-- BEGIN SUPPLIED INFORMATION --

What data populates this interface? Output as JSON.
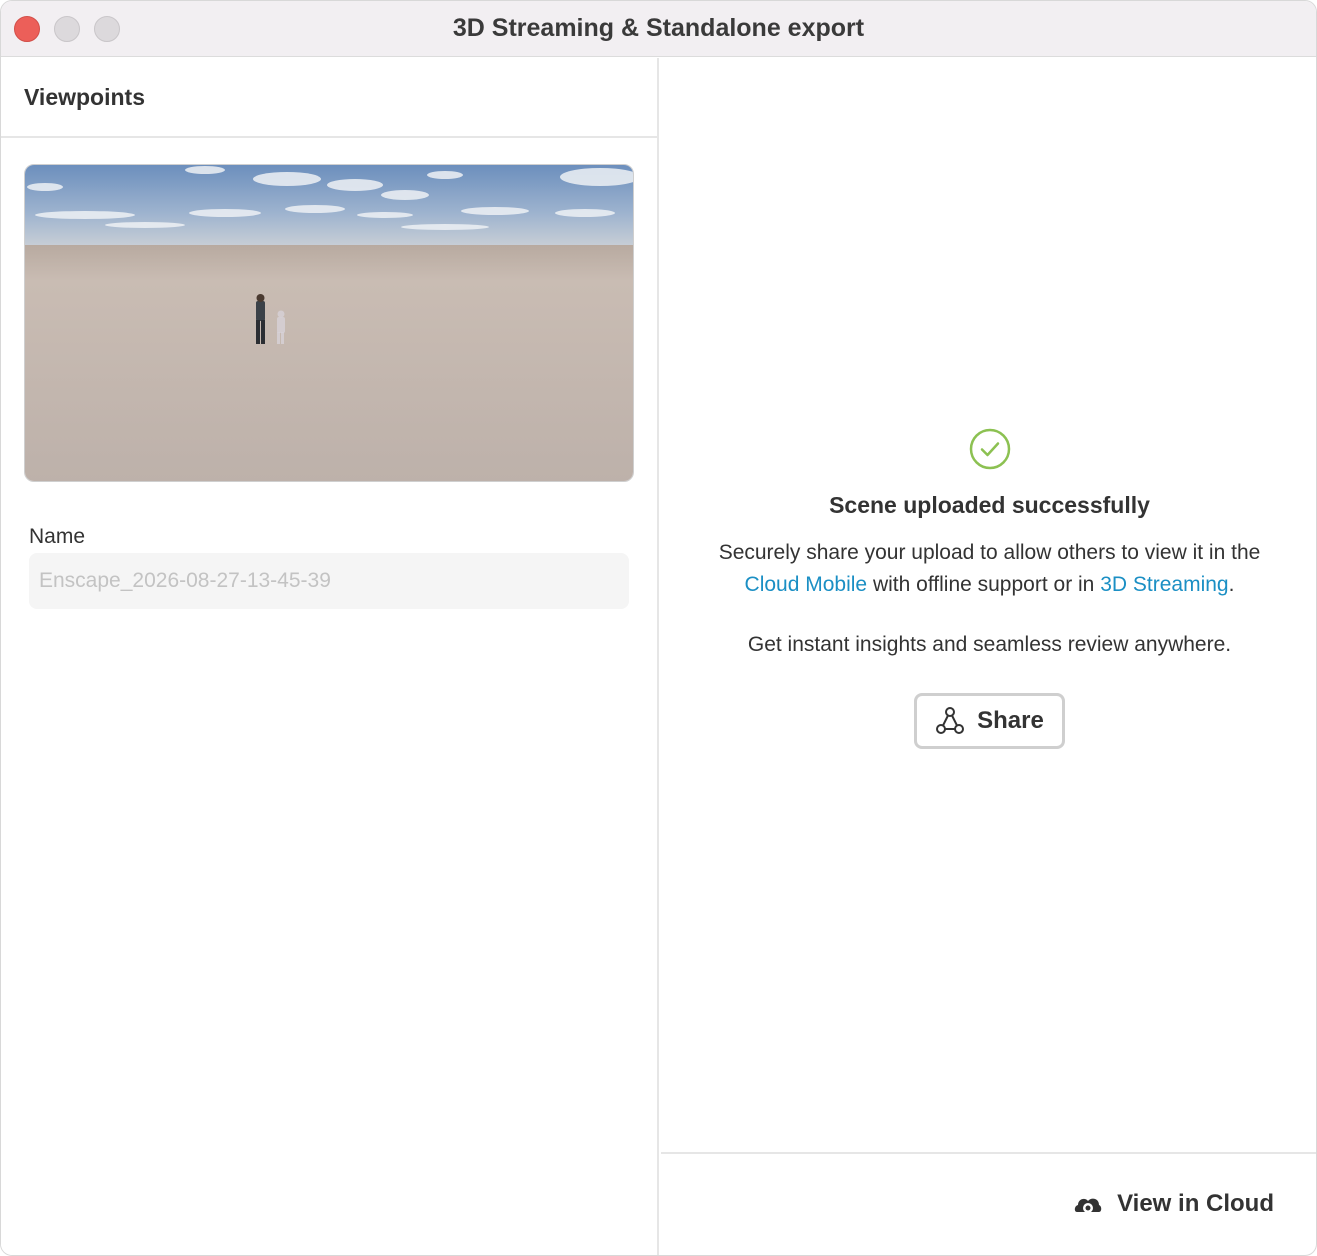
{
  "window": {
    "title": "3D Streaming & Standalone export"
  },
  "left_panel": {
    "heading": "Viewpoints",
    "name_label": "Name",
    "name_placeholder": "Enscape_2026-08-27-13-45-39"
  },
  "right_panel": {
    "success_title": "Scene uploaded successfully",
    "desc_part1": "Securely share your upload to allow others to view it in the ",
    "link_cloud_mobile": "Cloud Mobile",
    "desc_part2": " with offline support or in ",
    "link_3d_streaming": "3D Streaming",
    "desc_part3": ".",
    "desc_second": "Get instant insights and seamless review anywhere.",
    "share_label": "Share"
  },
  "footer": {
    "view_in_cloud_label": "View in Cloud"
  },
  "colors": {
    "accent_link": "#1b8fc4",
    "success_green": "#8cc152",
    "close_red": "#ec5f59"
  }
}
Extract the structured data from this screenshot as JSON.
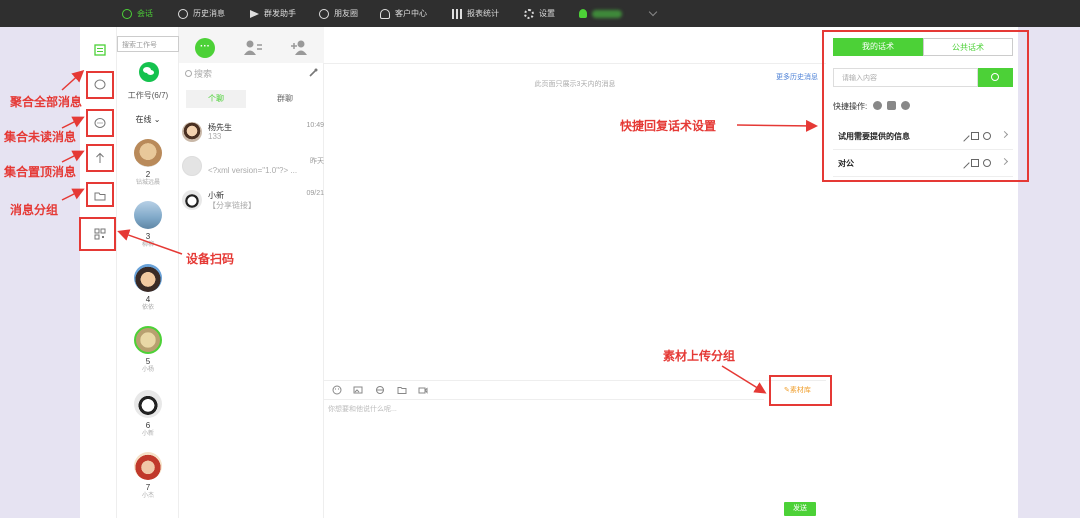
{
  "nav": {
    "items": [
      {
        "label": "会话",
        "icon": "chat-bubble-icon"
      },
      {
        "label": "历史消息",
        "icon": "clock-icon"
      },
      {
        "label": "群发助手",
        "icon": "send-icon"
      },
      {
        "label": "朋友圈",
        "icon": "camera-icon"
      },
      {
        "label": "客户中心",
        "icon": "person-icon"
      },
      {
        "label": "报表统计",
        "icon": "bar-chart-icon"
      },
      {
        "label": "设置",
        "icon": "gear-icon"
      }
    ]
  },
  "workers": {
    "search_placeholder": "搜索工作号",
    "count_label": "工作号(6/7)",
    "status_label": "在线",
    "list": [
      {
        "num": "2",
        "name": "钻城远晨"
      },
      {
        "num": "3",
        "name": "柳柳"
      },
      {
        "num": "4",
        "name": "依依"
      },
      {
        "num": "5",
        "name": "小杨"
      },
      {
        "num": "6",
        "name": "小新"
      },
      {
        "num": "7",
        "name": "小杰"
      }
    ]
  },
  "chatlist": {
    "search_placeholder": "搜索",
    "tab_chat_glyph": "···",
    "seg_private": "个聊",
    "seg_group": "群聊",
    "conversations": [
      {
        "name": "杨先生",
        "msg": "133",
        "time": "10:49"
      },
      {
        "name": "",
        "msg": "<?xml version=\"1.0\"?> ...",
        "time": "昨天"
      },
      {
        "name": "小新",
        "msg": "【分享链接】",
        "time": "09/21"
      }
    ]
  },
  "chat": {
    "notice": "此页面只展示3天内的消息",
    "more_history": "更多历史消息",
    "input_placeholder": "你想要和他说什么呢...",
    "material_label": "素材库",
    "send_label": "发送"
  },
  "quick_reply": {
    "tab_mine": "我的话术",
    "tab_public": "公共话术",
    "search_placeholder": "请输入内容",
    "quick_ops_label": "快捷操作:",
    "rows": [
      {
        "label": "试用需要提供的信息"
      },
      {
        "label": "对公"
      }
    ]
  },
  "annotations": {
    "merge_all": "聚合全部消息",
    "merge_unread": "集合未读消息",
    "merge_pinned": "集合置顶消息",
    "msg_group": "消息分组",
    "device_scan": "设备扫码",
    "quick_reply_settings": "快捷回复话术设置",
    "material_upload": "素材上传分组"
  },
  "colors": {
    "accent_green": "#4cd137",
    "annotation_red": "#e53935",
    "nav_bg": "#2f2f2f"
  }
}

-- END SUPPLIED INFORMATION --

Write the material out again exactly as it appears, dropping the pictures.

What data populates this interface? Output as JSON.
{
  "window": {
    "title": "3D Streaming & Standalone export"
  },
  "left_panel": {
    "heading": "Viewpoints",
    "name_label": "Name",
    "name_placeholder": "Enscape_2026-08-27-13-45-39"
  },
  "right_panel": {
    "success_title": "Scene uploaded successfully",
    "desc_part1": "Securely share your upload to allow others to view it in the ",
    "link_cloud_mobile": "Cloud Mobile",
    "desc_part2": " with offline support or in ",
    "link_3d_streaming": "3D Streaming",
    "desc_part3": ".",
    "desc_second": "Get instant insights and seamless review anywhere.",
    "share_label": "Share"
  },
  "footer": {
    "view_in_cloud_label": "View in Cloud"
  },
  "colors": {
    "accent_link": "#1b8fc4",
    "success_green": "#8cc152",
    "close_red": "#ec5f59"
  }
}
Extract the structured data from this screenshot as JSON.
{
  "nav": {
    "items": [
      {
        "label": "会话",
        "icon": "chat-bubble-icon"
      },
      {
        "label": "历史消息",
        "icon": "clock-icon"
      },
      {
        "label": "群发助手",
        "icon": "send-icon"
      },
      {
        "label": "朋友圈",
        "icon": "camera-icon"
      },
      {
        "label": "客户中心",
        "icon": "person-icon"
      },
      {
        "label": "报表统计",
        "icon": "bar-chart-icon"
      },
      {
        "label": "设置",
        "icon": "gear-icon"
      }
    ]
  },
  "workers": {
    "search_placeholder": "搜索工作号",
    "count_label": "工作号(6/7)",
    "status_label": "在线",
    "list": [
      {
        "num": "2",
        "name": "钻城远晨"
      },
      {
        "num": "3",
        "name": "柳柳"
      },
      {
        "num": "4",
        "name": "依依"
      },
      {
        "num": "5",
        "name": "小杨"
      },
      {
        "num": "6",
        "name": "小新"
      },
      {
        "num": "7",
        "name": "小杰"
      }
    ]
  },
  "chatlist": {
    "search_placeholder": "搜索",
    "tab_chat_glyph": "···",
    "seg_private": "个聊",
    "seg_group": "群聊",
    "conversations": [
      {
        "name": "杨先生",
        "msg": "133",
        "time": "10:49"
      },
      {
        "name": "",
        "msg": "<?xml version=\"1.0\"?> ...",
        "time": "昨天"
      },
      {
        "name": "小新",
        "msg": "【分享链接】",
        "time": "09/21"
      }
    ]
  },
  "chat": {
    "notice": "此页面只展示3天内的消息",
    "more_history": "更多历史消息",
    "input_placeholder": "你想要和他说什么呢...",
    "material_label": "素材库",
    "send_label": "发送"
  },
  "quick_reply": {
    "tab_mine": "我的话术",
    "tab_public": "公共话术",
    "search_placeholder": "请输入内容",
    "quick_ops_label": "快捷操作:",
    "rows": [
      {
        "label": "试用需要提供的信息"
      },
      {
        "label": "对公"
      }
    ]
  },
  "annotations": {
    "merge_all": "聚合全部消息",
    "merge_unread": "集合未读消息",
    "merge_pinned": "集合置顶消息",
    "msg_group": "消息分组",
    "device_scan": "设备扫码",
    "quick_reply_settings": "快捷回复话术设置",
    "material_upload": "素材上传分组"
  },
  "colors": {
    "accent_green": "#4cd137",
    "annotation_red": "#e53935",
    "nav_bg": "#2f2f2f"
  }
}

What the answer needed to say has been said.